元の文章>
Facebookページ
Twitter
Youtube

試乗・解説

待望の「オフロード性能強化!」 新型CRF250L/RALLY発表
2012年に新型車種として登場したホンダのトレールモデル「CRF250L」が、初めてのフルモデルチェンジを敢行。もともと持っていた高いオンロード能力に加え、今回はオフロードでの性能を大幅に強化したビッグチェンジ。同時にRALLYの方も刷新し、昨年ダカールラリーを制したばかりのホンダオフロードDNAを全力アピールする。
■解説:ノア セレン ■協力:ホンダモーターサイクルジャパン https://www.honda.co.jp/motor/




ホンダの「オフ車」を少し遡る

 ここ8年間、ホンダの、いわゆる「オフ車」として安定した人気を保ってきたCRF250L。250ccで不整地も走れるこれら「オフ車」といえば、ホンダではXRブランドが長らく存在し、それこそコアなファンを多く獲得していた。オフロードを走る前提だけれどもコンペモデルではなく、オンロードシーンやツーリングシーン、さらには軽量・省燃費などの観点から街乗りにも重宝がられるこのカテゴリーは「トレールモデル」などと呼ばれることが多かったが、2012年にCRF250Lが初登場した際に「オン・オフ」という言葉が使われた。「トレール」に対して、より「オンロードもオフロードも、何でもできますよ」そして「平日(オン)休日(オフ)」みたいな楽しみ方の切り替えも示唆し、わかりやすい表現だと思ったものだ。

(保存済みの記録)
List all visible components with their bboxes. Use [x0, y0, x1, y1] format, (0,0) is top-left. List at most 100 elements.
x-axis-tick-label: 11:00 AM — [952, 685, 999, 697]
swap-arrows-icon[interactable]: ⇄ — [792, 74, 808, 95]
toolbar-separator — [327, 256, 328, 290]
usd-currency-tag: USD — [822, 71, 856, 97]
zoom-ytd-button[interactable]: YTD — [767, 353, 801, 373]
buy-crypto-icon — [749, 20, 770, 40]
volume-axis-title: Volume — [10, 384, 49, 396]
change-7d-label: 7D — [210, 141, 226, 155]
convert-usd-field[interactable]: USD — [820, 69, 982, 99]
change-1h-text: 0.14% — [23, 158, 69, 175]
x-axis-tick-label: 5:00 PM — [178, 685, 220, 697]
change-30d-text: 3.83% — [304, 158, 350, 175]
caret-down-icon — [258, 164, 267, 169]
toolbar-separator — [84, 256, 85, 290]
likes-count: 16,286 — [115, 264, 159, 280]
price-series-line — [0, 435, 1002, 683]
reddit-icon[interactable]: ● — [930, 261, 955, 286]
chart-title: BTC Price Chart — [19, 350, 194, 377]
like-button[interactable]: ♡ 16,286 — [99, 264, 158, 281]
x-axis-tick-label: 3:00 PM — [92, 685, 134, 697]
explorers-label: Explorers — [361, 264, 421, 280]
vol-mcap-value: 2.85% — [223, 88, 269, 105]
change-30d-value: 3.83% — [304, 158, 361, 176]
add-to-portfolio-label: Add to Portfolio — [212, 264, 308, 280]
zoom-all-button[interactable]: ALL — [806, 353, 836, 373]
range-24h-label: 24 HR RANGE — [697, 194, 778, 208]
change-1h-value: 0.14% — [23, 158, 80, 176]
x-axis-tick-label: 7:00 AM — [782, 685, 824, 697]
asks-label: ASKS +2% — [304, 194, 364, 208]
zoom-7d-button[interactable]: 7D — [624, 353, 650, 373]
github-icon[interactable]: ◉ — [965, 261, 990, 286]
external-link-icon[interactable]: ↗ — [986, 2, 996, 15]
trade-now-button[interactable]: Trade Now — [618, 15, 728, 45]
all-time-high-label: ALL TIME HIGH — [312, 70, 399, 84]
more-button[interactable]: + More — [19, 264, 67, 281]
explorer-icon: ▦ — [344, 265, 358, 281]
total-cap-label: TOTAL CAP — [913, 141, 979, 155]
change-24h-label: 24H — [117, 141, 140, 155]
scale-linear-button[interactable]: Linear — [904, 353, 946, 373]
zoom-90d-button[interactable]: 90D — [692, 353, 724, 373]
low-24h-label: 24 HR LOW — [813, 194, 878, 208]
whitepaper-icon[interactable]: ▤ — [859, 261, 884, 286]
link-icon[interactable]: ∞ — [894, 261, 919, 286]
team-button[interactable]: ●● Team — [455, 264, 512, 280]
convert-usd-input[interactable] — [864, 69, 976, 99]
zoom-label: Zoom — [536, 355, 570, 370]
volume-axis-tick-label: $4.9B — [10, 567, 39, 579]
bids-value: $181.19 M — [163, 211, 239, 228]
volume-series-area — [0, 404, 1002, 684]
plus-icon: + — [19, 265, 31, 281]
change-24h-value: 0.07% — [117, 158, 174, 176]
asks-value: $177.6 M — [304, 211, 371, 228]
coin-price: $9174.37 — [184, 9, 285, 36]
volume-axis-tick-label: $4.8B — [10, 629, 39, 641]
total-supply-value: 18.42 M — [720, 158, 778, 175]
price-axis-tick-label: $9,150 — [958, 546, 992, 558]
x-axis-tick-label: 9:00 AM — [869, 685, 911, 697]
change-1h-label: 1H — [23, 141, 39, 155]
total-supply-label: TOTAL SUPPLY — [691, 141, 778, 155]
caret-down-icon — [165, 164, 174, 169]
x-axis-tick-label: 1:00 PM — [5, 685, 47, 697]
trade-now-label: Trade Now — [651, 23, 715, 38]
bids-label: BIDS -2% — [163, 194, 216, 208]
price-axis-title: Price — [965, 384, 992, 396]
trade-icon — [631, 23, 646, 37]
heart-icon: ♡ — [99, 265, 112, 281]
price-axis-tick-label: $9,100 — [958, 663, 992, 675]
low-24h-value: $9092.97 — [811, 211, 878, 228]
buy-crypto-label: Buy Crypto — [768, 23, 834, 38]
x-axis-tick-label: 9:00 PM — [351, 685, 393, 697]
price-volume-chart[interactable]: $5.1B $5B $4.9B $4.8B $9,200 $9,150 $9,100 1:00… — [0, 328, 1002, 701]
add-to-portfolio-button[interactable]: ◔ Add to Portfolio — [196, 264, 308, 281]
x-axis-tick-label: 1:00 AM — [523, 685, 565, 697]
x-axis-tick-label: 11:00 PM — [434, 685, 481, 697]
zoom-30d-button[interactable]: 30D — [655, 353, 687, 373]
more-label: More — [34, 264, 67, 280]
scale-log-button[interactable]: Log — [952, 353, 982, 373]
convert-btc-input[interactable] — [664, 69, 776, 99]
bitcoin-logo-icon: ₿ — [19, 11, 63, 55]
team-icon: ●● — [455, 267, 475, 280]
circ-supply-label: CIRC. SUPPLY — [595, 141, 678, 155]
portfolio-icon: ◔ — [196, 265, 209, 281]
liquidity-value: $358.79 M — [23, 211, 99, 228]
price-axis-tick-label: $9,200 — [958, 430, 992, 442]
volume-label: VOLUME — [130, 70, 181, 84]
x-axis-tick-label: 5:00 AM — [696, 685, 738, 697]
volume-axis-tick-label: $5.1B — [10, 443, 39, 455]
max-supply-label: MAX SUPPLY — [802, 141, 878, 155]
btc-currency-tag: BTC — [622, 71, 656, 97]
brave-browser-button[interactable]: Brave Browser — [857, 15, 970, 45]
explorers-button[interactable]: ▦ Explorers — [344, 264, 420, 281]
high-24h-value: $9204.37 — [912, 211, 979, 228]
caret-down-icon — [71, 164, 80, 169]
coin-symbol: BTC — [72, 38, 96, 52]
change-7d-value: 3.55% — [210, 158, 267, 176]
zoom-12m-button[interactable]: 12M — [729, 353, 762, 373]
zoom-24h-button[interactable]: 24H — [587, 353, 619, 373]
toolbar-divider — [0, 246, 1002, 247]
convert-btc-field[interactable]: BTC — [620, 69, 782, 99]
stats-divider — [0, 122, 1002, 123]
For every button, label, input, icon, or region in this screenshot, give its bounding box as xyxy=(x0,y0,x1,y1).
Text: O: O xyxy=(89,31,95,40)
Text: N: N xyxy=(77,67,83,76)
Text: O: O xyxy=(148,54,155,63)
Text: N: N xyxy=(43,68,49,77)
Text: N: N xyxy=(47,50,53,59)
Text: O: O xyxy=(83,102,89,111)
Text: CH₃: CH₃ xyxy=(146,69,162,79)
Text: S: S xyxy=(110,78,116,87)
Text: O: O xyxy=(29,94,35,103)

課題の目的 1>
CRF250Lの記事で、「トレールモデル」と呼ばれるカテゴリーが重宝される場面として挙げられているものをすべて書き出してください。
課題の目的 2>
CRF250Lの記事の最後の文に続けて、文章を書き進めてください。

解答結果 1>
オンロードシーン、ツーリングシーン、街乗り

解答結果 2>
 XRブランドが築き上げてきた評判を引き継ぐのは大変なことだっただろう。年々厳しくなる環境規制に合わせて、CBR250Rの水冷シングルエンジンに専用チューンを施し使用し、フレームもコンペモデル同様の車体左右に大きなビームを持つツインチューブタイプに変更。まさに完全新設計、ホンダの「オフ車」に新たな1ページが加わった瞬間だった。

先代CRFの評価は

 8年間もモデルチェンジせずにきたCRF250L、販売台数も安定していることを思えば結果として広く受け入れられた、新世代のホンダトレールとして定着したニューモデルだった。ただ、発売当初は驚くほど高いオンロード性能と、そして増えてしまった重量のせいもあってか、一部オフロードファンからは「かつてのXRとは別路線になってしまったか」という声も聞かれた。
 しかしそれはトレールモデルに対しオフロード性能を特に重視していた一部のユーザーだったようで、ホンダが提唱した「オン・オフ」をバランスよく楽しむ層には好意的に受け入れられたのはここまでの歴史を見ても明らかだ。ただ、今回のモデルチェンジにおいて、やはり「もう少しオフロード性能も高めてくれれば」という要望が、複数の市場から出たのは事実だったという。
 というのも、CRF250Lはグローバルモデルであり、アメリカやタイといったまだ多くのオフロード、楽しみやすいオフロードシーンが残されている地域にも展開しているからだ。そしてもちろん、国内でも林道ツーリングを楽しむユーザーがいて、そういった意見を踏まえ、新型CRF250L開発の一つの大きなキーポイントとして「オフロード性能の向上」が掲げられたのだった。
 
 

「Evolved ON-OFF GEAR」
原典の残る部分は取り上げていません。